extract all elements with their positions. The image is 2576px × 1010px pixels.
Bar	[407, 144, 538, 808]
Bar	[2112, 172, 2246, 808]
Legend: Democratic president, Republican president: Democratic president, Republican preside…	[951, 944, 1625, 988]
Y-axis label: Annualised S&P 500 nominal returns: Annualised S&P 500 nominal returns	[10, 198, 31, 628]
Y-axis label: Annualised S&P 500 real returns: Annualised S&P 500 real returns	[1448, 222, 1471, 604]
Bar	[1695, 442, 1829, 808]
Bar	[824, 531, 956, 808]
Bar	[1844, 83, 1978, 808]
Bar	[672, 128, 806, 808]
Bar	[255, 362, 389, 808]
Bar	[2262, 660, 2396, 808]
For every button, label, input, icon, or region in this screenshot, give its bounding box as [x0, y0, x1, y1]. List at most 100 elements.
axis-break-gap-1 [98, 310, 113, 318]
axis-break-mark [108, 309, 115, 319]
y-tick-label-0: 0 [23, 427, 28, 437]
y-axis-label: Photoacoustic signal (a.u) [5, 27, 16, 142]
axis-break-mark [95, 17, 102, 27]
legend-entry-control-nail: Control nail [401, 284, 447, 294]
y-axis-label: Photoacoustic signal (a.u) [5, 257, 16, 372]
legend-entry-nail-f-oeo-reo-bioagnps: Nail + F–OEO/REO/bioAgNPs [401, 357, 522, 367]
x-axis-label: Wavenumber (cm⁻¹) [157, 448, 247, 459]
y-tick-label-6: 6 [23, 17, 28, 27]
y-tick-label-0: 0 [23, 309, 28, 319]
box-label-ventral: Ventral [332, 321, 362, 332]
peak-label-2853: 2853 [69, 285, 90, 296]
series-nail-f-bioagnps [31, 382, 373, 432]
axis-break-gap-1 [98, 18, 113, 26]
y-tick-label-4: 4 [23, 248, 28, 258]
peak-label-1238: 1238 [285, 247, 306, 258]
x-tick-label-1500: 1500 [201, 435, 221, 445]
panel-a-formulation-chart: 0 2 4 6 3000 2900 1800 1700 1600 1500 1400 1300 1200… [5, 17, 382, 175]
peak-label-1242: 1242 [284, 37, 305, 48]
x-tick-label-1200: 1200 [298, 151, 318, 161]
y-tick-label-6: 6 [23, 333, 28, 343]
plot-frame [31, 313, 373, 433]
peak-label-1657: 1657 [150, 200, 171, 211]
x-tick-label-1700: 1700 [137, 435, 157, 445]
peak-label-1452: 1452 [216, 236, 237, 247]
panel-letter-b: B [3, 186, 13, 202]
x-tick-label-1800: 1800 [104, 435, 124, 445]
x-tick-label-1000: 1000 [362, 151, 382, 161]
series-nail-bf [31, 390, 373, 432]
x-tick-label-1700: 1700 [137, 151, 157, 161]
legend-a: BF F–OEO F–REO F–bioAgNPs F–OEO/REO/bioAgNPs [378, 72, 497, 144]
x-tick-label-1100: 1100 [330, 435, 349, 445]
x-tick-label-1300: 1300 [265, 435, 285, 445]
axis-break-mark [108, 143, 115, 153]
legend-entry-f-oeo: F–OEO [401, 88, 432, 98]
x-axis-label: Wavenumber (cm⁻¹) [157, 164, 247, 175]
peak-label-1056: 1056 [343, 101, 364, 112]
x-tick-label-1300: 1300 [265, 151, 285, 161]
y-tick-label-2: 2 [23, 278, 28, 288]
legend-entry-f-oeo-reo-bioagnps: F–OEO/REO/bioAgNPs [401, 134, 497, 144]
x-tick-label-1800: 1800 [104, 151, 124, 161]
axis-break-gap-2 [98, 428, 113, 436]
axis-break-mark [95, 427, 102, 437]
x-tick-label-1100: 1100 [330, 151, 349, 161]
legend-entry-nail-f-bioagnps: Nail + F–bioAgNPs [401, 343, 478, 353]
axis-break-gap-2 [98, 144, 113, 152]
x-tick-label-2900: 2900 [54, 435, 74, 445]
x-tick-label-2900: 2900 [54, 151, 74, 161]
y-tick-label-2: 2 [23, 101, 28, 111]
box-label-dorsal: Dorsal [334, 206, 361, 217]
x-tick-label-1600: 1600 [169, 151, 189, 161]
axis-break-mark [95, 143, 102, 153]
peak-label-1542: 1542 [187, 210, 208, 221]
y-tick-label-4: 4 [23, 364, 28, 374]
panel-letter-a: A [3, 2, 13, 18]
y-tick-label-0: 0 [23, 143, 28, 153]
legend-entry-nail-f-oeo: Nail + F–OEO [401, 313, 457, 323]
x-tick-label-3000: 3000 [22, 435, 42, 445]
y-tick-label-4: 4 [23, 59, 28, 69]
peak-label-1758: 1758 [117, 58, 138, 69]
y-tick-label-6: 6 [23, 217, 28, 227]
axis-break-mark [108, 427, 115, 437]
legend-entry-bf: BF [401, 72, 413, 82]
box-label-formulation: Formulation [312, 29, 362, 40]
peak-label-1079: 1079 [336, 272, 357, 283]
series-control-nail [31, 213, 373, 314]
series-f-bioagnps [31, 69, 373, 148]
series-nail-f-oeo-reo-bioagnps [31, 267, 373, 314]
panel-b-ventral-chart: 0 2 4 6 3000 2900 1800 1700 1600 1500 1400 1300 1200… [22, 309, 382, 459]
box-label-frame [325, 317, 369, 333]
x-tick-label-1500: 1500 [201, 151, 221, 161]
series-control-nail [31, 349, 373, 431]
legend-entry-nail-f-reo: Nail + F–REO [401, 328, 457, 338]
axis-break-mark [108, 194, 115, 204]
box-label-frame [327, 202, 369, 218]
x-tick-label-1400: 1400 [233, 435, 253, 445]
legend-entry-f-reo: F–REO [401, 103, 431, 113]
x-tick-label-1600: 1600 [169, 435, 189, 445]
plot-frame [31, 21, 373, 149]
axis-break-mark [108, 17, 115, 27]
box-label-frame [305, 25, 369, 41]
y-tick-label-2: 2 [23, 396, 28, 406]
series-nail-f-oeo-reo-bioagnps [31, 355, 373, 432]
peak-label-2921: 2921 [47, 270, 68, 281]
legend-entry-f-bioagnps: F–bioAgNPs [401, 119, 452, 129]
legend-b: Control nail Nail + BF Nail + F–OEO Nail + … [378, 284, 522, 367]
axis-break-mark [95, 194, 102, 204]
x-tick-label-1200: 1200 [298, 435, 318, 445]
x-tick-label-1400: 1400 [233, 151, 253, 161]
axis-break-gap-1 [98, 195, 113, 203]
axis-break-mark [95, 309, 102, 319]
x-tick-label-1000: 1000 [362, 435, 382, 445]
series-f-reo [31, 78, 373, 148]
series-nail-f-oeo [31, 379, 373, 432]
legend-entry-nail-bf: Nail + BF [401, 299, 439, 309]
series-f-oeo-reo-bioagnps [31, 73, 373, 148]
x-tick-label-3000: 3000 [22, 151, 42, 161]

## TASK
Rewrite the records with every "Annualised" changed to "Annualized", keeping everything else the same.

## WRITTEN SOLUTION
extract all elements with their positions. The image is 2576px × 1010px pixels.
Bar	[407, 144, 538, 808]
Bar	[2112, 172, 2246, 808]
Legend: Democratic president, Republican president: Democratic president, Republican preside…	[951, 944, 1625, 988]
Y-axis label: Annualized S&P 500 nominal returns: Annualized S&P 500 nominal returns	[10, 198, 31, 628]
Y-axis label: Annualized S&P 500 real returns: Annualized S&P 500 real returns	[1448, 222, 1471, 604]
Bar	[1695, 442, 1829, 808]
Bar	[824, 531, 956, 808]
Bar	[1844, 83, 1978, 808]
Bar	[672, 128, 806, 808]
Bar	[255, 362, 389, 808]
Bar	[2262, 660, 2396, 808]
For every button, label, input, icon, or region in this screenshot, give its bounding box as [x0, y0, x1, y1]. List at most 100 elements.
axis-break-gap-1 [98, 310, 113, 318]
axis-break-mark [108, 309, 115, 319]
y-tick-label-0: 0 [23, 427, 28, 437]
y-axis-label: Photoacoustic signal (a.u) [5, 27, 16, 142]
axis-break-mark [95, 17, 102, 27]
legend-entry-control-nail: Control nail [401, 284, 447, 294]
y-axis-label: Photoacoustic signal (a.u) [5, 257, 16, 372]
legend-entry-nail-f-oeo-reo-bioagnps: Nail + F–OEO/REO/bioAgNPs [401, 357, 522, 367]
x-axis-label: Wavenumber (cm⁻¹) [157, 448, 247, 459]
y-tick-label-6: 6 [23, 17, 28, 27]
y-tick-label-0: 0 [23, 309, 28, 319]
box-label-ventral: Ventral [332, 321, 362, 332]
peak-label-2853: 2853 [69, 285, 90, 296]
series-nail-f-bioagnps [31, 382, 373, 432]
axis-break-gap-1 [98, 18, 113, 26]
y-tick-label-4: 4 [23, 248, 28, 258]
peak-label-1238: 1238 [285, 247, 306, 258]
x-tick-label-1500: 1500 [201, 435, 221, 445]
panel-a-formulation-chart: 0 2 4 6 3000 2900 1800 1700 1600 1500 1400 1300 1200… [5, 17, 382, 175]
peak-label-1242: 1242 [284, 37, 305, 48]
x-tick-label-1200: 1200 [298, 151, 318, 161]
y-tick-label-6: 6 [23, 333, 28, 343]
plot-frame [31, 313, 373, 433]
peak-label-1657: 1657 [150, 200, 171, 211]
x-tick-label-1700: 1700 [137, 435, 157, 445]
peak-label-1452: 1452 [216, 236, 237, 247]
panel-letter-b: B [3, 186, 13, 202]
x-tick-label-1800: 1800 [104, 435, 124, 445]
x-tick-label-1000: 1000 [362, 151, 382, 161]
series-nail-bf [31, 390, 373, 432]
x-tick-label-1700: 1700 [137, 151, 157, 161]
legend-a: BF F–OEO F–REO F–bioAgNPs F–OEO/REO/bioAgNPs [378, 72, 497, 144]
x-tick-label-1100: 1100 [330, 435, 349, 445]
x-tick-label-1300: 1300 [265, 435, 285, 445]
axis-break-mark [108, 143, 115, 153]
legend-entry-f-oeo: F–OEO [401, 88, 432, 98]
x-axis-label: Wavenumber (cm⁻¹) [157, 164, 247, 175]
peak-label-1056: 1056 [343, 101, 364, 112]
x-tick-label-1300: 1300 [265, 151, 285, 161]
y-tick-label-2: 2 [23, 278, 28, 288]
legend-entry-f-oeo-reo-bioagnps: F–OEO/REO/bioAgNPs [401, 134, 497, 144]
x-tick-label-1800: 1800 [104, 151, 124, 161]
axis-break-gap-2 [98, 428, 113, 436]
axis-break-mark [95, 427, 102, 437]
x-tick-label-1100: 1100 [330, 151, 349, 161]
legend-entry-nail-f-bioagnps: Nail + F–bioAgNPs [401, 343, 478, 353]
axis-break-gap-2 [98, 144, 113, 152]
x-tick-label-2900: 2900 [54, 435, 74, 445]
x-tick-label-2900: 2900 [54, 151, 74, 161]
y-tick-label-2: 2 [23, 101, 28, 111]
box-label-dorsal: Dorsal [334, 206, 361, 217]
x-tick-label-1600: 1600 [169, 151, 189, 161]
axis-break-mark [95, 143, 102, 153]
peak-label-1542: 1542 [187, 210, 208, 221]
y-tick-label-4: 4 [23, 364, 28, 374]
panel-letter-a: A [3, 2, 13, 18]
y-tick-label-0: 0 [23, 143, 28, 153]
legend-entry-nail-f-oeo: Nail + F–OEO [401, 313, 457, 323]
x-tick-label-3000: 3000 [22, 435, 42, 445]
y-tick-label-4: 4 [23, 59, 28, 69]
peak-label-1758: 1758 [117, 58, 138, 69]
y-tick-label-6: 6 [23, 217, 28, 227]
axis-break-mark [108, 427, 115, 437]
legend-entry-bf: BF [401, 72, 413, 82]
box-label-formulation: Formulation [312, 29, 362, 40]
peak-label-1079: 1079 [336, 272, 357, 283]
series-control-nail [31, 213, 373, 314]
series-f-bioagnps [31, 69, 373, 148]
series-nail-f-oeo-reo-bioagnps [31, 267, 373, 314]
panel-b-ventral-chart: 0 2 4 6 3000 2900 1800 1700 1600 1500 1400 1300 1200… [22, 309, 382, 459]
box-label-frame [325, 317, 369, 333]
x-tick-label-1500: 1500 [201, 151, 221, 161]
series-control-nail [31, 349, 373, 431]
legend-entry-nail-f-reo: Nail + F–REO [401, 328, 457, 338]
axis-break-mark [108, 194, 115, 204]
box-label-frame [327, 202, 369, 218]
x-tick-label-1400: 1400 [233, 435, 253, 445]
legend-entry-f-reo: F–REO [401, 103, 431, 113]
x-tick-label-1600: 1600 [169, 435, 189, 445]
plot-frame [31, 21, 373, 149]
axis-break-mark [108, 17, 115, 27]
box-label-frame [305, 25, 369, 41]
y-tick-label-2: 2 [23, 396, 28, 406]
series-nail-f-oeo-reo-bioagnps [31, 355, 373, 432]
peak-label-2921: 2921 [47, 270, 68, 281]
legend-entry-f-bioagnps: F–bioAgNPs [401, 119, 452, 129]
legend-b: Control nail Nail + BF Nail + F–OEO Nail + … [378, 284, 522, 367]
axis-break-mark [95, 194, 102, 204]
x-tick-label-1200: 1200 [298, 435, 318, 445]
x-tick-label-1400: 1400 [233, 151, 253, 161]
axis-break-gap-1 [98, 195, 113, 203]
axis-break-mark [95, 309, 102, 319]
x-tick-label-1000: 1000 [362, 435, 382, 445]
series-f-reo [31, 78, 373, 148]
series-nail-f-oeo [31, 379, 373, 432]
legend-entry-nail-bf: Nail + BF [401, 299, 439, 309]
series-f-oeo-reo-bioagnps [31, 73, 373, 148]
x-tick-label-3000: 3000 [22, 151, 42, 161]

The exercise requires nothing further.